— BEGIN —

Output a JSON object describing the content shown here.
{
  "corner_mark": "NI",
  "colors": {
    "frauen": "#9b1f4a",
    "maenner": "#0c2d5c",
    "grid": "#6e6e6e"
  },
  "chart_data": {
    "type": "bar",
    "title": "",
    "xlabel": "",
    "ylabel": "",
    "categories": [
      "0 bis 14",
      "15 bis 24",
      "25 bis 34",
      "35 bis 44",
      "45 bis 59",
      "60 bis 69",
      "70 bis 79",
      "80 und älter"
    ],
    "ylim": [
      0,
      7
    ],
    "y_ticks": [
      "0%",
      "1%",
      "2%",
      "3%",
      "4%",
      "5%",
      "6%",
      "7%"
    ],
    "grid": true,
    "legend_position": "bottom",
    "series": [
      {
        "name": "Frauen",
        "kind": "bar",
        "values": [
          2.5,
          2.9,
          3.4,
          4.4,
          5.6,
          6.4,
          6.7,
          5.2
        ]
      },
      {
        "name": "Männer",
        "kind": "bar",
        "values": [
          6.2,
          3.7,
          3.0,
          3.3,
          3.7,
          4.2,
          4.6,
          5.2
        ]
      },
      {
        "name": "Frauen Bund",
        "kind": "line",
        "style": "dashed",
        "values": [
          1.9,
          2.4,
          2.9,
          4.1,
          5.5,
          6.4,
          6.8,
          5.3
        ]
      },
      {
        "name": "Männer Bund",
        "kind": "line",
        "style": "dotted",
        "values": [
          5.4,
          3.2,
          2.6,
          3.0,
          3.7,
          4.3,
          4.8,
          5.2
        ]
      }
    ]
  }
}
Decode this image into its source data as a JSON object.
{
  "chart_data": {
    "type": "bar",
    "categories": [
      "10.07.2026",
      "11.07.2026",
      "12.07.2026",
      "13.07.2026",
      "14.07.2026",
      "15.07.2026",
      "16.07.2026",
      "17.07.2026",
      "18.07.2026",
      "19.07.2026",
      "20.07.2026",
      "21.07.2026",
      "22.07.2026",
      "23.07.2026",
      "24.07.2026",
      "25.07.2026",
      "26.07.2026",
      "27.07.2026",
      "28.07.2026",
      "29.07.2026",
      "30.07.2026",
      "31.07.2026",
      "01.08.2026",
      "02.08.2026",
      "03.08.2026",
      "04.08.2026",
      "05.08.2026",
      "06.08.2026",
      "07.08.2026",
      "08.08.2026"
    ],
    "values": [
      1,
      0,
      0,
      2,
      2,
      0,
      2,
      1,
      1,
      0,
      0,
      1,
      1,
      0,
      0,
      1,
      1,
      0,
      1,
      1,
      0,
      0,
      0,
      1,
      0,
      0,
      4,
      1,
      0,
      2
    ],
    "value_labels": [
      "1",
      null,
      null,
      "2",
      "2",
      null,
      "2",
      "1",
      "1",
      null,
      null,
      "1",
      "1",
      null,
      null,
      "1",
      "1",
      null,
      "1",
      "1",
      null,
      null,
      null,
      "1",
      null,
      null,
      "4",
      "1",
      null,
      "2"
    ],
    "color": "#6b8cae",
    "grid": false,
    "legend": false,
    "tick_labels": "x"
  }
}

— END —

** STATED GOAL **
Identify the lines above that contain the word "name", then copy them.

** ANSWER TO THIS PROBLEM **
        "name": "Frauen",
        "name": "Männer",
        "name": "Frauen Bund",
        "name": "Männer Bund",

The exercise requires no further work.